GOAL OF THE EXERCISE: Where the word "structured" occurs in a line, return that line.

** START **

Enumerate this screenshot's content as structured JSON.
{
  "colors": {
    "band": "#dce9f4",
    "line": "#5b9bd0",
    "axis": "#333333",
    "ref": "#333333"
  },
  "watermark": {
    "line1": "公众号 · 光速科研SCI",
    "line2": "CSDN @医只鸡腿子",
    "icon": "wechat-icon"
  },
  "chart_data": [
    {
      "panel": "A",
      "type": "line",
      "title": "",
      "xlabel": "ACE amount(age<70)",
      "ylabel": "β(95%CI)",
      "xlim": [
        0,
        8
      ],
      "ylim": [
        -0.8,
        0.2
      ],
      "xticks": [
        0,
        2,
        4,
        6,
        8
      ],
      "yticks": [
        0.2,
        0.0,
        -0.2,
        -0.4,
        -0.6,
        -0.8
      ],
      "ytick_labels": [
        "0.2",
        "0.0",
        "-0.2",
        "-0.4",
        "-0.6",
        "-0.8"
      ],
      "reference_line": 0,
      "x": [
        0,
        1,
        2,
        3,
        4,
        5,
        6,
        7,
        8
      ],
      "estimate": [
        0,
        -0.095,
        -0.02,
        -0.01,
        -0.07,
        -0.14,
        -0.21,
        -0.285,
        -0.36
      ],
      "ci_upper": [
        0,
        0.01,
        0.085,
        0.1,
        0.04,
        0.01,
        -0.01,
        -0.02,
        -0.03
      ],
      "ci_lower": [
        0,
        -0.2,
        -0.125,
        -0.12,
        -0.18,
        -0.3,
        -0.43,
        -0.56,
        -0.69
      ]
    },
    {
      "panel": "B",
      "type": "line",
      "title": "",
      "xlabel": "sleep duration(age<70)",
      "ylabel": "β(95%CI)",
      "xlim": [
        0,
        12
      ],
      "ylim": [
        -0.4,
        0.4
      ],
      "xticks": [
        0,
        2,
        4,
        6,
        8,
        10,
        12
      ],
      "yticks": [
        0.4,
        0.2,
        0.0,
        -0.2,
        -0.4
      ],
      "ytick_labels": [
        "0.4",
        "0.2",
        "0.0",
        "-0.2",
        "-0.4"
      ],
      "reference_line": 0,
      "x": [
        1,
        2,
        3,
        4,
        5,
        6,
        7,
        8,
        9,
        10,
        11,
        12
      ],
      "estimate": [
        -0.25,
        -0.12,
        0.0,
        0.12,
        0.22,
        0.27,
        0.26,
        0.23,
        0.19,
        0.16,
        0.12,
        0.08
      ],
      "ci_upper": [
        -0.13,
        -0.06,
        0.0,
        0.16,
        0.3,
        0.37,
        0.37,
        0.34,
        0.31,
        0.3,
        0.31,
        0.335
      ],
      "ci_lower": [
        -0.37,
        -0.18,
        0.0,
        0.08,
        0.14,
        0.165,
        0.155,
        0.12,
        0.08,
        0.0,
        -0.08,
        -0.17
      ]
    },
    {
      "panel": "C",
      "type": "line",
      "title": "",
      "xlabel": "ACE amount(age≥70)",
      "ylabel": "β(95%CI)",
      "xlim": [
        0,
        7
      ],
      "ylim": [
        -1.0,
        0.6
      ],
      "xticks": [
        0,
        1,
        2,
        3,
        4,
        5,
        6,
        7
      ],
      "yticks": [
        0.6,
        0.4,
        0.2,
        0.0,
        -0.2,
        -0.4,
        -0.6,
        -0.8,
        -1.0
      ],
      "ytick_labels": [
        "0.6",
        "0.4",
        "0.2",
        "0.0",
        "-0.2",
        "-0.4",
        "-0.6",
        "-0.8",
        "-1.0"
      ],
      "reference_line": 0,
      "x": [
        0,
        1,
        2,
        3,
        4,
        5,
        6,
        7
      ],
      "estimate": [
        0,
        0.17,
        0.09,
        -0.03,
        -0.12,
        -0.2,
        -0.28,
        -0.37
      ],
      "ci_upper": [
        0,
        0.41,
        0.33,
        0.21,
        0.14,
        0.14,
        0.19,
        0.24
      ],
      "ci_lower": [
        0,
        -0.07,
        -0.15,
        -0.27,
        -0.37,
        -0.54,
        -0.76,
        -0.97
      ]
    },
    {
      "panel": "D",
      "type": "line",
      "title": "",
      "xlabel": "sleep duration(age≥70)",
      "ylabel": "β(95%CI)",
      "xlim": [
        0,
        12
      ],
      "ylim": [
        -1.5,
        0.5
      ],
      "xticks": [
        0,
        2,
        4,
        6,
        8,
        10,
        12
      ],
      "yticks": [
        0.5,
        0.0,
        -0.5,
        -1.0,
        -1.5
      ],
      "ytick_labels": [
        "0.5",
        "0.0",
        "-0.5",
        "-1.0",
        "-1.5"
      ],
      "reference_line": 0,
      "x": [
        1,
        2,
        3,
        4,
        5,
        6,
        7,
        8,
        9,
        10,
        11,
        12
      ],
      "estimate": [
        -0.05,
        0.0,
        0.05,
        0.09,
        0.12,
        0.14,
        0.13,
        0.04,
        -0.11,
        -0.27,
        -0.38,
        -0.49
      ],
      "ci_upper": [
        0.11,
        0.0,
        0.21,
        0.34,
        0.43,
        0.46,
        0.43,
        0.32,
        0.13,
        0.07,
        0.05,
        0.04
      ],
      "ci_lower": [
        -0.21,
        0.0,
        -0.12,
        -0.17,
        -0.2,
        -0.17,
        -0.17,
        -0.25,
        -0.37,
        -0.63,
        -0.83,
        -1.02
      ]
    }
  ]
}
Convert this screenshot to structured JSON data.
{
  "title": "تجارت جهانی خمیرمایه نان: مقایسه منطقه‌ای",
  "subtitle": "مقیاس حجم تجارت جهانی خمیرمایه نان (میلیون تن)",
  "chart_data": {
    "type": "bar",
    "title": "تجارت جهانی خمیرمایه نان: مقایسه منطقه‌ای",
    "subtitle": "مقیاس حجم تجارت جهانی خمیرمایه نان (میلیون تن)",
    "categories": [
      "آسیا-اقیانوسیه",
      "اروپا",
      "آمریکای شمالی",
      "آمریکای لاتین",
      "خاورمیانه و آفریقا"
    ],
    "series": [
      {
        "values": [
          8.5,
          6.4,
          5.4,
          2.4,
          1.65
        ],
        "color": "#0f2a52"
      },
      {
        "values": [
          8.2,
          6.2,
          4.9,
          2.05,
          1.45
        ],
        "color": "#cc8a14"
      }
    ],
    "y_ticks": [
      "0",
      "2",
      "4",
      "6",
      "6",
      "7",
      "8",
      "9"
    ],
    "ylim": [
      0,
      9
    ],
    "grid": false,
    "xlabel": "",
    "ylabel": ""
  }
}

** END **
** START **

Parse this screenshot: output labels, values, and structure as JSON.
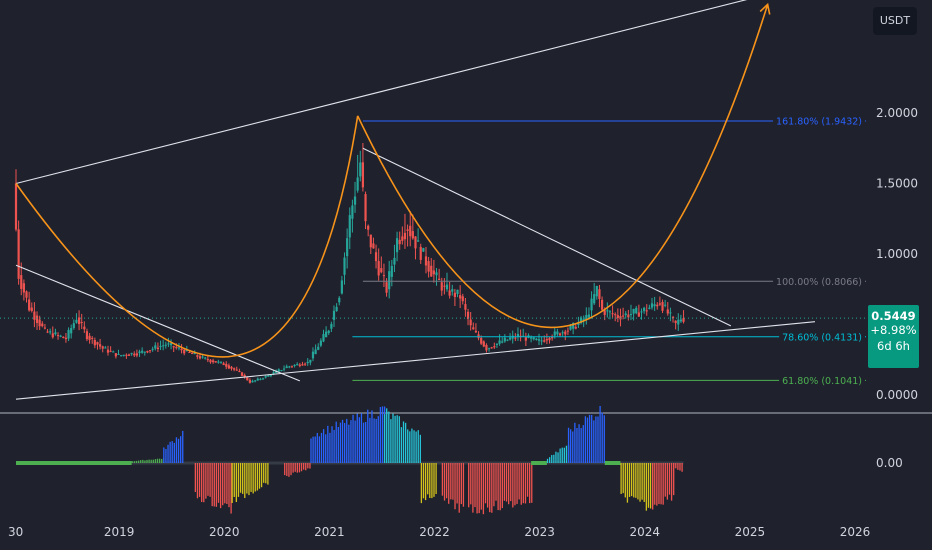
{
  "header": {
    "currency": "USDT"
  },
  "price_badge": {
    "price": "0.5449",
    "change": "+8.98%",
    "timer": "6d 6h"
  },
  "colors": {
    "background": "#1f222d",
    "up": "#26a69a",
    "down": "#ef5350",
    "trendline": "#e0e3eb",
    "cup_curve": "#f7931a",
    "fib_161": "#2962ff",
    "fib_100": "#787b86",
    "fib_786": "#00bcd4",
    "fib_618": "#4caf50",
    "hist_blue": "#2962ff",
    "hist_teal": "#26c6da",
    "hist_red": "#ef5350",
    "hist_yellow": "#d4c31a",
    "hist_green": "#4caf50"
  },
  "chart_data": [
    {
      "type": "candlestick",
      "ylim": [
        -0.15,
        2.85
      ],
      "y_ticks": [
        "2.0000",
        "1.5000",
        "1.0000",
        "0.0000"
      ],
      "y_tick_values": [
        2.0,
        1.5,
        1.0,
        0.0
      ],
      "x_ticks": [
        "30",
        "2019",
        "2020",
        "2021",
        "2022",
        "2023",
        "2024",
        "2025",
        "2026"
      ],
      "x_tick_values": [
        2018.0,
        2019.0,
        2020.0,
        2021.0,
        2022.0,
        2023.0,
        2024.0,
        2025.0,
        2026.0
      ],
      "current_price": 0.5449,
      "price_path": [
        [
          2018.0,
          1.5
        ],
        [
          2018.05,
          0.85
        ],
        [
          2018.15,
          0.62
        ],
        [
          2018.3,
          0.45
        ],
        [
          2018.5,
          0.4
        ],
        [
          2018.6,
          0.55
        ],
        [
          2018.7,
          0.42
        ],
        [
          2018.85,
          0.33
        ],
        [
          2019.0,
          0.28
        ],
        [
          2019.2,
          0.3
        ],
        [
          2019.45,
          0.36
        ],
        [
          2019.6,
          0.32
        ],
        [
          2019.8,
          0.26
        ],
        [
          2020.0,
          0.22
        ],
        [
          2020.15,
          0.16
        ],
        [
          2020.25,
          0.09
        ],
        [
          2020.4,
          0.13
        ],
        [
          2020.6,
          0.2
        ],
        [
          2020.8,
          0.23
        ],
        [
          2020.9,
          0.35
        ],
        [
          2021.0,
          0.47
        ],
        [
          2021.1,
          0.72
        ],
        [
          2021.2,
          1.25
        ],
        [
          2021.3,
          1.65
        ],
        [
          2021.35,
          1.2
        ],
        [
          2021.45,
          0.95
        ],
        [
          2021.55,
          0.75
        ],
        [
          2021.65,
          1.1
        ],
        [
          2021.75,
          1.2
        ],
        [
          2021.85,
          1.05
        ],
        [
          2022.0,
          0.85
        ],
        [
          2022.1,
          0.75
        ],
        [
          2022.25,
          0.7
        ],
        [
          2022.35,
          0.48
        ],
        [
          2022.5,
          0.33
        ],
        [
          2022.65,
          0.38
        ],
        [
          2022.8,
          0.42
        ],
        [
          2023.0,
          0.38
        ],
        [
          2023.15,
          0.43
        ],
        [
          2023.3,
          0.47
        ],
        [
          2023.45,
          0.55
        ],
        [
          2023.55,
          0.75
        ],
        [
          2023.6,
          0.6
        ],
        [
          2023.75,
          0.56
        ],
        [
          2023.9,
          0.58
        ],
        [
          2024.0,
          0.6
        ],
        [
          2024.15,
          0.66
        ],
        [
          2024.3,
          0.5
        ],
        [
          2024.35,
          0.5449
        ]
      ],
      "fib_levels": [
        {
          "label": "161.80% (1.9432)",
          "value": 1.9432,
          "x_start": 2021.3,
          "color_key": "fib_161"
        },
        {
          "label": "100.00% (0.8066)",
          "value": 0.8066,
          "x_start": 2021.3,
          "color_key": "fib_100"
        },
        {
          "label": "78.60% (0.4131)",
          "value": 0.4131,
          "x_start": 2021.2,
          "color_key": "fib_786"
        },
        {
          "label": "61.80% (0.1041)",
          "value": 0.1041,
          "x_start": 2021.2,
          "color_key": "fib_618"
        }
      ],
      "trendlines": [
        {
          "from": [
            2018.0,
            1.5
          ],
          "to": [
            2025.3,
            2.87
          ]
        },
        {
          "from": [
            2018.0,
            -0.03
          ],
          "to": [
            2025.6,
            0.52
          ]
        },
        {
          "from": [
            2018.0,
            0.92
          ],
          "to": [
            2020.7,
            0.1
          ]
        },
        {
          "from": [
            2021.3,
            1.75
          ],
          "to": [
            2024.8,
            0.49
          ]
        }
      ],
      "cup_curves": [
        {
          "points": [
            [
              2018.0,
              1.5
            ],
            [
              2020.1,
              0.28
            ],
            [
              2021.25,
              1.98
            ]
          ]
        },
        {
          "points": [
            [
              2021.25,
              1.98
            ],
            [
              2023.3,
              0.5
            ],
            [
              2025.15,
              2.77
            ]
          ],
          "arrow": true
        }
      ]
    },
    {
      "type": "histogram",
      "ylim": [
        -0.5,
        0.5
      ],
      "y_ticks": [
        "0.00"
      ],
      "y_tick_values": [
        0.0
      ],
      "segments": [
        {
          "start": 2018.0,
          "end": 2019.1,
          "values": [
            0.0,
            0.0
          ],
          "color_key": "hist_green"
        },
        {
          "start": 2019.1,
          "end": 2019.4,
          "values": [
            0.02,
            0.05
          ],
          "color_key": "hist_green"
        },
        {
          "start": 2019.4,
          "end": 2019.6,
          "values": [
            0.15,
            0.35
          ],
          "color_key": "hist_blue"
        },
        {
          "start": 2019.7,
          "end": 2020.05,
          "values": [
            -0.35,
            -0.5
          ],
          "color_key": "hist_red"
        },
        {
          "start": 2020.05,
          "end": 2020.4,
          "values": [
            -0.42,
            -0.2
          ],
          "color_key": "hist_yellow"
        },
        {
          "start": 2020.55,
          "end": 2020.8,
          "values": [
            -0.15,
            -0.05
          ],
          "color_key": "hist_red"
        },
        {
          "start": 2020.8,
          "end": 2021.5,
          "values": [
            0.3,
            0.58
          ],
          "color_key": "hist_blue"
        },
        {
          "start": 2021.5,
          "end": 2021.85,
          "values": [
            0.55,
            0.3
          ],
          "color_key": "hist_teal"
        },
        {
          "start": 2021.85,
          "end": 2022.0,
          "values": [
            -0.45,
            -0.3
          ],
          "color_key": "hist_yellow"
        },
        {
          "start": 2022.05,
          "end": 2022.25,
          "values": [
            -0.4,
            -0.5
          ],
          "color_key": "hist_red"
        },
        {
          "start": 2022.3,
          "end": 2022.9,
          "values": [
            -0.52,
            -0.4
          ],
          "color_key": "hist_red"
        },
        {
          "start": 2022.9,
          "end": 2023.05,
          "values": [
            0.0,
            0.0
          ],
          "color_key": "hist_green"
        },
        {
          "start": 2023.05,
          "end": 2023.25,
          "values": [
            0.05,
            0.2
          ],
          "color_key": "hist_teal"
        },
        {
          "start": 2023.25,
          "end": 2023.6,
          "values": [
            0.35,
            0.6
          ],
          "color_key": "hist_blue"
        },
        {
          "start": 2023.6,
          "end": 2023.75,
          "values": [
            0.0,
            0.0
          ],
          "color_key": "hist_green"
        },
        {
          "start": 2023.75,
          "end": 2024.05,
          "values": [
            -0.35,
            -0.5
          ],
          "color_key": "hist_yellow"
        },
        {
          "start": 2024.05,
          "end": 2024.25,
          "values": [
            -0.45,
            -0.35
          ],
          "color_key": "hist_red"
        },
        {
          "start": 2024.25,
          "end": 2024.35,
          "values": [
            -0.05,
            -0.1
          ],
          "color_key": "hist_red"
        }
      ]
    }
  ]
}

** END **

PROBLEM SOLUTION:
Enumerate this screenshot's content as structured JSON.
Convert this screenshot to structured JSON data.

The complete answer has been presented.